Document content entries
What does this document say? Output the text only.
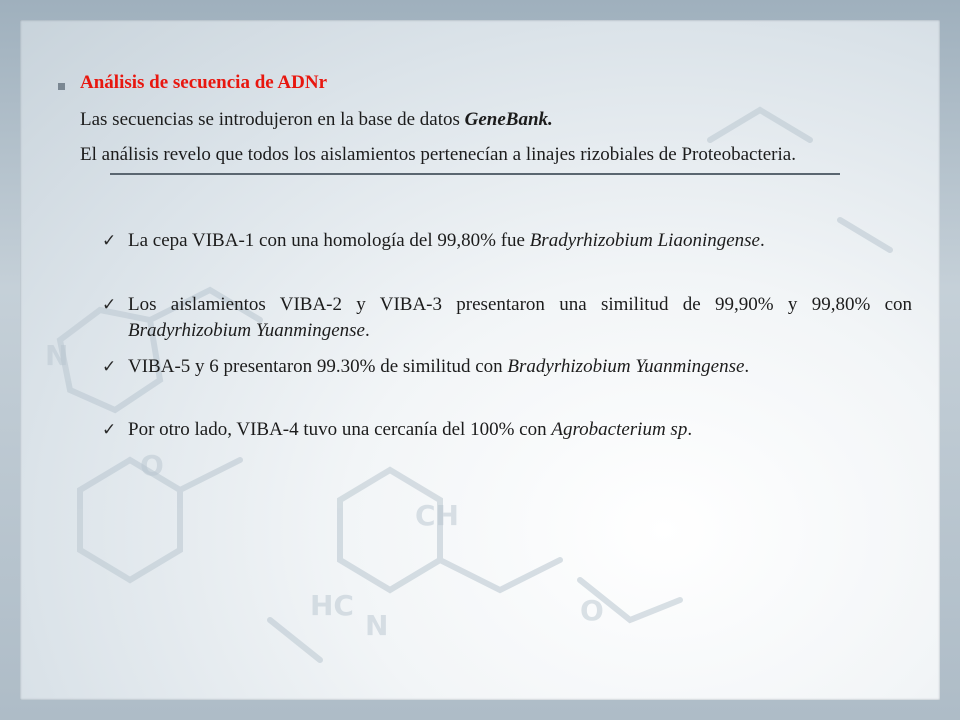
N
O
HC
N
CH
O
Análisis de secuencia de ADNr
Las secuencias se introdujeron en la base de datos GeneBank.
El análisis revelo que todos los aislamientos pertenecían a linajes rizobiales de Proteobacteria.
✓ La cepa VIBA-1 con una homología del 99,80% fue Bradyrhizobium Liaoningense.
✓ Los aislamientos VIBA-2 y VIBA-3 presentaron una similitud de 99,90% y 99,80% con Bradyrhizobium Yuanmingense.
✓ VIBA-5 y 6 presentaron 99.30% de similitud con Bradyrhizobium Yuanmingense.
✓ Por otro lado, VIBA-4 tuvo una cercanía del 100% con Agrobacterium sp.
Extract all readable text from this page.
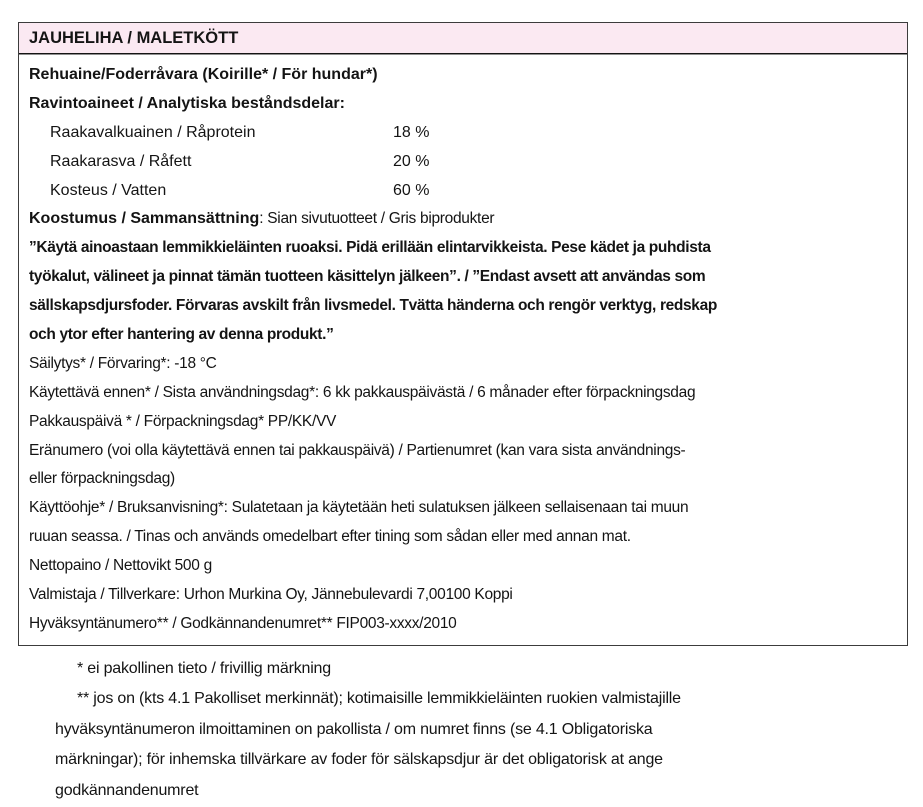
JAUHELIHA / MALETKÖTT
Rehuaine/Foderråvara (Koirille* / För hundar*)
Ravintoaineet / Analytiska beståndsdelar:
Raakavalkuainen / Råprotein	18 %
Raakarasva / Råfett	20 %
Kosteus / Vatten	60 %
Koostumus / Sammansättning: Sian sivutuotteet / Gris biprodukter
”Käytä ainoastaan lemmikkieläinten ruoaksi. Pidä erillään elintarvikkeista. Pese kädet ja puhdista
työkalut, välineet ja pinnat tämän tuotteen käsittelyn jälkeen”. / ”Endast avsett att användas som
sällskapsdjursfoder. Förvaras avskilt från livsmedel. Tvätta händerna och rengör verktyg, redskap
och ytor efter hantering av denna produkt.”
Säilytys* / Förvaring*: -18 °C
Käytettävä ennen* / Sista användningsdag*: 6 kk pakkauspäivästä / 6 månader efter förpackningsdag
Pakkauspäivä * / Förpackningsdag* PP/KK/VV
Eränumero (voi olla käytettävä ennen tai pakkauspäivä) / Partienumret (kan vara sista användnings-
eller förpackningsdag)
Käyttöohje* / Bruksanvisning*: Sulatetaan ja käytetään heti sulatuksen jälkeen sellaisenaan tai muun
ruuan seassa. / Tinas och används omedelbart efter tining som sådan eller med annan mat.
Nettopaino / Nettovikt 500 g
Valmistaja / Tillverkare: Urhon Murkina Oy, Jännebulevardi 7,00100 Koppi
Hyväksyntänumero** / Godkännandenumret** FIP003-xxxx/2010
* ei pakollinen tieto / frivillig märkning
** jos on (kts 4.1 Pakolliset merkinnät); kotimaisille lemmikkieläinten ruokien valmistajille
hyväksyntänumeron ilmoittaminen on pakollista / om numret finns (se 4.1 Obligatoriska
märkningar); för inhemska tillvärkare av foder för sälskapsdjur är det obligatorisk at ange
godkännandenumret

Required action >> Print the data exactly as written, dropping any images it holds.

Exercise output >>
What does this document say? Output the text only.
N
O
HC
N
CH
O
Análisis de secuencia de ADNr
Las secuencias se introdujeron en la base de datos GeneBank.
El análisis revelo que todos los aislamientos pertenecían a linajes rizobiales de Proteobacteria.
✓ La cepa VIBA-1 con una homología del 99,80% fue Bradyrhizobium Liaoningense.
✓ Los aislamientos VIBA-2 y VIBA-3 presentaron una similitud de 99,90% y 99,80% con Bradyrhizobium Yuanmingense.
✓ VIBA-5 y 6 presentaron 99.30% de similitud con Bradyrhizobium Yuanmingense.
✓ Por otro lado, VIBA-4 tuvo una cercanía del 100% con Agrobacterium sp.
Extract all readable text from this page.
JAUHELIHA / MALETKÖTT
Rehuaine/Foderråvara (Koirille* / För hundar*)
Ravintoaineet / Analytiska beståndsdelar:
Raakavalkuainen / Råprotein	18 %
Raakarasva / Råfett	20 %
Kosteus / Vatten	60 %
Koostumus / Sammansättning: Sian sivutuotteet / Gris biprodukter
”Käytä ainoastaan lemmikkieläinten ruoaksi. Pidä erillään elintarvikkeista. Pese kädet ja puhdista
työkalut, välineet ja pinnat tämän tuotteen käsittelyn jälkeen”. / ”Endast avsett att användas som
sällskapsdjursfoder. Förvaras avskilt från livsmedel. Tvätta händerna och rengör verktyg, redskap
och ytor efter hantering av denna produkt.”
Säilytys* / Förvaring*: -18 °C
Käytettävä ennen* / Sista användningsdag*: 6 kk pakkauspäivästä / 6 månader efter förpackningsdag
Pakkauspäivä * / Förpackningsdag* PP/KK/VV
Eränumero (voi olla käytettävä ennen tai pakkauspäivä) / Partienumret (kan vara sista användnings-
eller förpackningsdag)
Käyttöohje* / Bruksanvisning*: Sulatetaan ja käytetään heti sulatuksen jälkeen sellaisenaan tai muun
ruuan seassa. / Tinas och används omedelbart efter tining som sådan eller med annan mat.
Nettopaino / Nettovikt 500 g
Valmistaja / Tillverkare: Urhon Murkina Oy, Jännebulevardi 7,00100 Koppi
Hyväksyntänumero** / Godkännandenumret** FIP003-xxxx/2010
* ei pakollinen tieto / frivillig märkning
** jos on (kts 4.1 Pakolliset merkinnät); kotimaisille lemmikkieläinten ruokien valmistajille
hyväksyntänumeron ilmoittaminen on pakollista / om numret finns (se 4.1 Obligatoriska
märkningar); för inhemska tillvärkare av foder för sälskapsdjur är det obligatorisk at ange
godkännandenumret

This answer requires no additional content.